* INPUT *
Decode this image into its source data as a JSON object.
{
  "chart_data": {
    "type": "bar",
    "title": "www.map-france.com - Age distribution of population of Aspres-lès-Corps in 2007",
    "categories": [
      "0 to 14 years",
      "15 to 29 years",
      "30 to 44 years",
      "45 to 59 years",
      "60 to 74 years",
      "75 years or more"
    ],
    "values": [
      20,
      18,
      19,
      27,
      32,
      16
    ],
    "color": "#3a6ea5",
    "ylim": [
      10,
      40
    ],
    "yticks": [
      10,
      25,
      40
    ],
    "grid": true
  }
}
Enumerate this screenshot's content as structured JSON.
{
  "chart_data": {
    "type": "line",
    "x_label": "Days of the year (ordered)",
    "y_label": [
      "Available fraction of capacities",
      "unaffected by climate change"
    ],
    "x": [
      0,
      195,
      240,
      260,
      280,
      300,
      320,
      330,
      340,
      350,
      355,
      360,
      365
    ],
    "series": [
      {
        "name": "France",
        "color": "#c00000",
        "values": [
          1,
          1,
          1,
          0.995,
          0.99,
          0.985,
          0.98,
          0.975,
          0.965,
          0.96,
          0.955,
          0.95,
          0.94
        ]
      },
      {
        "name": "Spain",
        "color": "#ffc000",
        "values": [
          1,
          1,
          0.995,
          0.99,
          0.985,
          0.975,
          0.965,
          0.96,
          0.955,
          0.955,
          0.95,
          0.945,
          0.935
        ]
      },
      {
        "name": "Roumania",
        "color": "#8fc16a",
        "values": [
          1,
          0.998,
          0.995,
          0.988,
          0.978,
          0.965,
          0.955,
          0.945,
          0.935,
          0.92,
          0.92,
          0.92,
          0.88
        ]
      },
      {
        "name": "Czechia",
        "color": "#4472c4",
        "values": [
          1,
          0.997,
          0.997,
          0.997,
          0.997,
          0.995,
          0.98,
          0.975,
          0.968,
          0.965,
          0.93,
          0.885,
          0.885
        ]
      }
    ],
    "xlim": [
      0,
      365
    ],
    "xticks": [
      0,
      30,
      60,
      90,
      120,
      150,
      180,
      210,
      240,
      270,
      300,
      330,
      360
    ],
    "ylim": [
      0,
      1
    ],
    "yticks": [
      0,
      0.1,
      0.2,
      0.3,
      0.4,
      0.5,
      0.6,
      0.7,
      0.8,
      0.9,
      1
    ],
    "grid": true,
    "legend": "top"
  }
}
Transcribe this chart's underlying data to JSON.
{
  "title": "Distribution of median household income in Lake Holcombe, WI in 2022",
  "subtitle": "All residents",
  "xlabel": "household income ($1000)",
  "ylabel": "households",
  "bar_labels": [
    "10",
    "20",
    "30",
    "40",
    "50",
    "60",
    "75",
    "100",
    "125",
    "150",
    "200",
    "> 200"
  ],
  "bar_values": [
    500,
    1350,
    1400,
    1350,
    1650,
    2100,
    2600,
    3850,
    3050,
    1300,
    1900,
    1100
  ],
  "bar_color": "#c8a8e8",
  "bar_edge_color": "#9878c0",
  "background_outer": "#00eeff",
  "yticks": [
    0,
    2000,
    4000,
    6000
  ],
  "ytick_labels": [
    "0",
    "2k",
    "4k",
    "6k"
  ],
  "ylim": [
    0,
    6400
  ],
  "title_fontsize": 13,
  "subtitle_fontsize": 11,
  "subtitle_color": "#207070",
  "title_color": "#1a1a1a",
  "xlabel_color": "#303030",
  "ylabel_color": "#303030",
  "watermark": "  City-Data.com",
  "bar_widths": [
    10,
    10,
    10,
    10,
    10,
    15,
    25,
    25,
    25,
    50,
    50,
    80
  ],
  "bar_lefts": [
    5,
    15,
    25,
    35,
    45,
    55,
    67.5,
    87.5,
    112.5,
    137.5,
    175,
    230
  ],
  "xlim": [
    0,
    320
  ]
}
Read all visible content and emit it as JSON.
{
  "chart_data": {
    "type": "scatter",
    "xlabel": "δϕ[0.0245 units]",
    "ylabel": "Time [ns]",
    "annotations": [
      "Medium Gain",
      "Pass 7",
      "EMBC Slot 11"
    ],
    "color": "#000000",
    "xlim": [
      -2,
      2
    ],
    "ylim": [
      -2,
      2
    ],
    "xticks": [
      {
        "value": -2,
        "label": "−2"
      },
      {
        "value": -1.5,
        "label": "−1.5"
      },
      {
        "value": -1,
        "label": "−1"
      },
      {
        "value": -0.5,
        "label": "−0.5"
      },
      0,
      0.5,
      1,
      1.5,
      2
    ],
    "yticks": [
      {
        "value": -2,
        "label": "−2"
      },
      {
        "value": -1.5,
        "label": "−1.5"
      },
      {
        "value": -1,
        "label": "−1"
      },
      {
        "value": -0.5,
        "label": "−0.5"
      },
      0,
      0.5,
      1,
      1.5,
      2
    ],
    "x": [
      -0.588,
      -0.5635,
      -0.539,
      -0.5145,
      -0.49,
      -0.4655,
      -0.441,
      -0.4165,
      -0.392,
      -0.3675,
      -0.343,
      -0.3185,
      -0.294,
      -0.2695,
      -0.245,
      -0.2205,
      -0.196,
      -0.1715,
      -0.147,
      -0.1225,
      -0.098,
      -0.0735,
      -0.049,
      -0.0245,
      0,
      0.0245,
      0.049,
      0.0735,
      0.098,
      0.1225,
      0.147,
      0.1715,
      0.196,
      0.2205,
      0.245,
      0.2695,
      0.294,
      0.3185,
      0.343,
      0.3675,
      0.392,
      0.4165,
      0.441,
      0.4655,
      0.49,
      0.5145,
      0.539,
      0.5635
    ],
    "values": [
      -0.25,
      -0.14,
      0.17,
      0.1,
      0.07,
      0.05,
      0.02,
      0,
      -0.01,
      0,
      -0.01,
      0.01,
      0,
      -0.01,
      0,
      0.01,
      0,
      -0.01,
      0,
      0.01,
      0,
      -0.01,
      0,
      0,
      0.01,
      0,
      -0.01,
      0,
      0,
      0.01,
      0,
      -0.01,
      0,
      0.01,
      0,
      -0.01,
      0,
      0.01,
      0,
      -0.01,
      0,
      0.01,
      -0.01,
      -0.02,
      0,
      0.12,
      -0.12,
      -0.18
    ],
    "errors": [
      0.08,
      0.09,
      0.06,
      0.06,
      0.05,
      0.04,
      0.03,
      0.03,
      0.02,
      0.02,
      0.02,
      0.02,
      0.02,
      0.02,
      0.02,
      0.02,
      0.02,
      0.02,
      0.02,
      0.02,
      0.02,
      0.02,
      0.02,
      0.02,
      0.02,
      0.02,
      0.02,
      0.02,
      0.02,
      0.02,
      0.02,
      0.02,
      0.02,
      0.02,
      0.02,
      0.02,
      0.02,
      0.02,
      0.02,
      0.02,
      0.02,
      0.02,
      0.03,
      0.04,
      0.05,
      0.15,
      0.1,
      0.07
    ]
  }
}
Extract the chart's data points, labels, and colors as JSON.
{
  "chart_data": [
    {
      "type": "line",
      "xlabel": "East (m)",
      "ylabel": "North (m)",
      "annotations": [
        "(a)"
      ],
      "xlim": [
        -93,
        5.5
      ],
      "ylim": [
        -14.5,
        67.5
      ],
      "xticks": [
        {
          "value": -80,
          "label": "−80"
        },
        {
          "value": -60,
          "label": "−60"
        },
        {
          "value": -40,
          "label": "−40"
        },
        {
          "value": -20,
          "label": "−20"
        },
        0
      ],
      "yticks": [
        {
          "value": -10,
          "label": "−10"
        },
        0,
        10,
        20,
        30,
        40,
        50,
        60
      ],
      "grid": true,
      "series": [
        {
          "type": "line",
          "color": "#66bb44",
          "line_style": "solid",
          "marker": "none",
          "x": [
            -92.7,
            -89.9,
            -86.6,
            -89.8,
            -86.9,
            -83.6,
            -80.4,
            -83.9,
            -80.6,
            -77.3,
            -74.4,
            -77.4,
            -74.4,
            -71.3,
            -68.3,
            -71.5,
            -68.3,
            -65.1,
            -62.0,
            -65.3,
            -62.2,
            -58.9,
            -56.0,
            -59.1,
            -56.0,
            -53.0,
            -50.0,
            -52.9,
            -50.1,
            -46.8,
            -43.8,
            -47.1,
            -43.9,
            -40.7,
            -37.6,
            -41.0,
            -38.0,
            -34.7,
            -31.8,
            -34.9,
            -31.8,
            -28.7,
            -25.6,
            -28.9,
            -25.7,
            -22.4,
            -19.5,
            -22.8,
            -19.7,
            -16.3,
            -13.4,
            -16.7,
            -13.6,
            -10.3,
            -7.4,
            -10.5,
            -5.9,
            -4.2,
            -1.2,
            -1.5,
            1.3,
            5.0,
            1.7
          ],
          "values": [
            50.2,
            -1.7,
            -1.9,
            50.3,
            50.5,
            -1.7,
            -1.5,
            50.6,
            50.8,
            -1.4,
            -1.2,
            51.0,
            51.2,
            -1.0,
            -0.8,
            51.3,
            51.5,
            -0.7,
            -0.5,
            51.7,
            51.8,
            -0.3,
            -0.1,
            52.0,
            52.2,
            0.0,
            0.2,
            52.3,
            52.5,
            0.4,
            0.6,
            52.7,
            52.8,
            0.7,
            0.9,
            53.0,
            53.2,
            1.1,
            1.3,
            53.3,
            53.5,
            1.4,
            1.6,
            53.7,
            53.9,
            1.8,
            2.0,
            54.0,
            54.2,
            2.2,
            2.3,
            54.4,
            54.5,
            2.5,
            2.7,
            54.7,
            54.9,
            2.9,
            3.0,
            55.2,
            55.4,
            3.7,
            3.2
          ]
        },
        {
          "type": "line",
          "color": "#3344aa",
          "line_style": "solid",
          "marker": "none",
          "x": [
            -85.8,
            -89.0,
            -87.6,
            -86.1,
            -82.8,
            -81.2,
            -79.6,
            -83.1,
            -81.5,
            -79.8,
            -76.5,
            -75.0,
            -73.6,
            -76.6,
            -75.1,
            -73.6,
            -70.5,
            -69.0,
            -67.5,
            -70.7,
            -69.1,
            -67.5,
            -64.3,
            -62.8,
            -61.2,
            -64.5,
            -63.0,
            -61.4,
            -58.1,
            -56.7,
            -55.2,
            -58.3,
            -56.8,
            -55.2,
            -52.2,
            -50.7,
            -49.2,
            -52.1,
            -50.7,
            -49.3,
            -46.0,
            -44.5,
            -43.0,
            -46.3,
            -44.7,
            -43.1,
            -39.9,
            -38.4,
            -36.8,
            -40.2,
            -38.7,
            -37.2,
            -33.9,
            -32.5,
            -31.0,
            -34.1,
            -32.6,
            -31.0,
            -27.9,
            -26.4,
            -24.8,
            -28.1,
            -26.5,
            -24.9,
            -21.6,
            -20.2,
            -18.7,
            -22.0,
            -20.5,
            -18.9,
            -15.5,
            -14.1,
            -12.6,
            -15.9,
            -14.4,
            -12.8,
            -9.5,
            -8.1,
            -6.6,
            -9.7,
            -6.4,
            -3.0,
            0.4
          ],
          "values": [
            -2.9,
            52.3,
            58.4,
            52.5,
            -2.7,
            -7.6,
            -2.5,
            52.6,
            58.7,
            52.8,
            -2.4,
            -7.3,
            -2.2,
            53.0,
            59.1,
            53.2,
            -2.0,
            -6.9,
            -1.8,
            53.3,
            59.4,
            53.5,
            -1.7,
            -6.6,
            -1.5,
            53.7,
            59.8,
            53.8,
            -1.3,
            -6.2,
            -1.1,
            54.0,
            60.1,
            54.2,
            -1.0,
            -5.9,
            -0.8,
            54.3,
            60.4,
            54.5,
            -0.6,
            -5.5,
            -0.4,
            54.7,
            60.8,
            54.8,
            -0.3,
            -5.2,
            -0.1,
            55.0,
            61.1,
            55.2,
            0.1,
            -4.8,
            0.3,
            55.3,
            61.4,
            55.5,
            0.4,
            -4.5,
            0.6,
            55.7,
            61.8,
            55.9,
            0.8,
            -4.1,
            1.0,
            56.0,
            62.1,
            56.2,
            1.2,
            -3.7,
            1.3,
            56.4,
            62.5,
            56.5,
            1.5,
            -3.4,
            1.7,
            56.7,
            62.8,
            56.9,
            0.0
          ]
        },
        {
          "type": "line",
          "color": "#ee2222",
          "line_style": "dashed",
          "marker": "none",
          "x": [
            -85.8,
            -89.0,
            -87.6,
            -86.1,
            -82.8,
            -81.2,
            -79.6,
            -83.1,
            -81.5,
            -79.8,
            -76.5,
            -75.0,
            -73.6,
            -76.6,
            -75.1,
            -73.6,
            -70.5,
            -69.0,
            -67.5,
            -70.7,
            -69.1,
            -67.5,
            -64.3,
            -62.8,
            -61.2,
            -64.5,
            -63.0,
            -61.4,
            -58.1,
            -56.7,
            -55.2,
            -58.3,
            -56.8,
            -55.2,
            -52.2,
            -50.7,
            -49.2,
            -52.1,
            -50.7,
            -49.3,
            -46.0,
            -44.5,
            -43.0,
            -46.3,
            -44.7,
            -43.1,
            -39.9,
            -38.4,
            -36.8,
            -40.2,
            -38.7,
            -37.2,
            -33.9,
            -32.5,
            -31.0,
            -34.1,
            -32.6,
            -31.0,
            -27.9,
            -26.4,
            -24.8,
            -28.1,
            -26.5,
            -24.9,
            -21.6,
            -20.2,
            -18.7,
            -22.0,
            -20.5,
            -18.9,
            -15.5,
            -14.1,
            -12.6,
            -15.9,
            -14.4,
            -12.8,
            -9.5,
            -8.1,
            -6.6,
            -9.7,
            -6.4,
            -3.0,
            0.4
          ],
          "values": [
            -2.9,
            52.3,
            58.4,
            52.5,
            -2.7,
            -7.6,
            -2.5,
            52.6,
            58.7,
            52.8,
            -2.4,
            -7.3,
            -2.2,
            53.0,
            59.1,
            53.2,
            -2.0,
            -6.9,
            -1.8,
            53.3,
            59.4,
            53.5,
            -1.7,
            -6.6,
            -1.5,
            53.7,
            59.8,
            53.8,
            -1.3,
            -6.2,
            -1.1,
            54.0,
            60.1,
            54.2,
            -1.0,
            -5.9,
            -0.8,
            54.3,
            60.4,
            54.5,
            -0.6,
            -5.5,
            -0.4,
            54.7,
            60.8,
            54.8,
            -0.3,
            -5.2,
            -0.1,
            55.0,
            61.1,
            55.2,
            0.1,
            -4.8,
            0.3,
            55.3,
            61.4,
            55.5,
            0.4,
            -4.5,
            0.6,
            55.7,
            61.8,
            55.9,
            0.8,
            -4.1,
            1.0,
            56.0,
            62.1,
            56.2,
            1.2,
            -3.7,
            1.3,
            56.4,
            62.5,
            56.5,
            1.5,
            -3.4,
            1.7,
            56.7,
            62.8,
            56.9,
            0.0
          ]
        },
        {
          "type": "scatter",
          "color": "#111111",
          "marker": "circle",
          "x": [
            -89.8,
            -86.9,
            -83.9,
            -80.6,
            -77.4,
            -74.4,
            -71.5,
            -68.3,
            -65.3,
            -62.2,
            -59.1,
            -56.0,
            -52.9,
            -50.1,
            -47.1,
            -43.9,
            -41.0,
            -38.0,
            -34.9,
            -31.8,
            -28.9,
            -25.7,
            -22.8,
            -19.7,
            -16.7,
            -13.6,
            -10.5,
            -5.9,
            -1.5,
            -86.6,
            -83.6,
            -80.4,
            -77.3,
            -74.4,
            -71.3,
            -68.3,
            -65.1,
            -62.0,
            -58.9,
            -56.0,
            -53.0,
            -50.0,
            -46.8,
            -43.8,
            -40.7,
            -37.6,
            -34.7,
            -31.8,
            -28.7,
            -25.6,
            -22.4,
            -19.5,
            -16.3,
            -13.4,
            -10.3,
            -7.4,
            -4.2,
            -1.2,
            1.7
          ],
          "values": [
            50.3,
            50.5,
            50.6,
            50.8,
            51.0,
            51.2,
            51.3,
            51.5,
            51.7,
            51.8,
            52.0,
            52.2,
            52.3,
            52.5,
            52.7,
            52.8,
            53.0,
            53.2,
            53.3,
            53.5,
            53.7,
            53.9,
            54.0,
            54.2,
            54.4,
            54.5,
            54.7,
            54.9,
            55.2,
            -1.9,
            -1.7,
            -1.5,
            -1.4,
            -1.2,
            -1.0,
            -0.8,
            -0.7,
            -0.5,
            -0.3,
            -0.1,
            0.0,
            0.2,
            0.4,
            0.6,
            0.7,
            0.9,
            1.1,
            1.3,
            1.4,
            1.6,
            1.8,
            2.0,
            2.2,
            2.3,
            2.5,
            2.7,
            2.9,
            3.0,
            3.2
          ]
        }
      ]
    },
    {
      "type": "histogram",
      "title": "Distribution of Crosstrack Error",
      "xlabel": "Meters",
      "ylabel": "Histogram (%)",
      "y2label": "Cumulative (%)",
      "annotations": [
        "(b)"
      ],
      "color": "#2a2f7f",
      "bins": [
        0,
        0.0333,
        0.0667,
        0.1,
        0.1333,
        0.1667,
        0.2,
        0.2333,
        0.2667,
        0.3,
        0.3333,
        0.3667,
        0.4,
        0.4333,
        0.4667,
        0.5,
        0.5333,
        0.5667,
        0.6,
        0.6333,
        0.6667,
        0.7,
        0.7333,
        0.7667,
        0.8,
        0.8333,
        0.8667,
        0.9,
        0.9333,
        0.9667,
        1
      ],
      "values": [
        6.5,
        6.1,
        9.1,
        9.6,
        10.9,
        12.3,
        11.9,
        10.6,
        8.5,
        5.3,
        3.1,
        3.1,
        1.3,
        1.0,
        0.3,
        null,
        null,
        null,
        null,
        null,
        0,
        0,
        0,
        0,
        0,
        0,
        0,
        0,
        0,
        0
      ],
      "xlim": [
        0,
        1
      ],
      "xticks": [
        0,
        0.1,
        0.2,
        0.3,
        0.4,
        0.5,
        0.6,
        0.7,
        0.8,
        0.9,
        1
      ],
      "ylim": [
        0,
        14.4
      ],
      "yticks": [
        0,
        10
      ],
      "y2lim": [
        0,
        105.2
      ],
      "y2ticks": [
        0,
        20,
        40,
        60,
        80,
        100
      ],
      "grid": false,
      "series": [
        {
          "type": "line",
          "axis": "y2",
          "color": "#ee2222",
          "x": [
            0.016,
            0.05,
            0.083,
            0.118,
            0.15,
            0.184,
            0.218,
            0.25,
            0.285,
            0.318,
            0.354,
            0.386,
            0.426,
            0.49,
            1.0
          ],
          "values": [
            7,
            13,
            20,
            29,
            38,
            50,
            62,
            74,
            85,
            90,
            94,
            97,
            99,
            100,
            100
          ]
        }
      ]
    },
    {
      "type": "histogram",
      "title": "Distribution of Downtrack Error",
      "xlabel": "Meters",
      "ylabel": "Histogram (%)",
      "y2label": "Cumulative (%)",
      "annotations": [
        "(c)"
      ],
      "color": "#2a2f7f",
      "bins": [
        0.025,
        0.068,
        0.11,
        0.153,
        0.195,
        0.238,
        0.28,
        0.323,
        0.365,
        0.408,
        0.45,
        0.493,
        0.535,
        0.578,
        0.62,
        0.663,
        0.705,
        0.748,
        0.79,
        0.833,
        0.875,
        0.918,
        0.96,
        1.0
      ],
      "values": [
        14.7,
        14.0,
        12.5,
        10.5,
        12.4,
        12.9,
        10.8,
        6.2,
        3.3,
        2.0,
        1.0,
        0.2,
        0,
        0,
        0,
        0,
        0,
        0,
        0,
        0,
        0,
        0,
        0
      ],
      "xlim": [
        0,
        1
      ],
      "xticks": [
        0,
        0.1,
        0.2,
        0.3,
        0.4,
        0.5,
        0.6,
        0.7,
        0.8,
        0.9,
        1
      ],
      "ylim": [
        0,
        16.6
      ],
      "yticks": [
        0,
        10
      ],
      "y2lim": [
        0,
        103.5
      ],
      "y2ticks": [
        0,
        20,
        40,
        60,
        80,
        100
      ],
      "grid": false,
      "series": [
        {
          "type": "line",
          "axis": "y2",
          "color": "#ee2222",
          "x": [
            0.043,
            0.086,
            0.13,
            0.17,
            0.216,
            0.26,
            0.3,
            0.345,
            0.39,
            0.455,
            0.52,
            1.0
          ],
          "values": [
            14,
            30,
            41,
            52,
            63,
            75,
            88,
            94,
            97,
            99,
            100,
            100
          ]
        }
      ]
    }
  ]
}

* DIRECTION *
Pull out each line of the records holding the string "grid".

* SOLUTION TO THIS TASK *
    "grid": true
    "grid": true,
      "grid": true,
      "grid": false,
      "grid": false,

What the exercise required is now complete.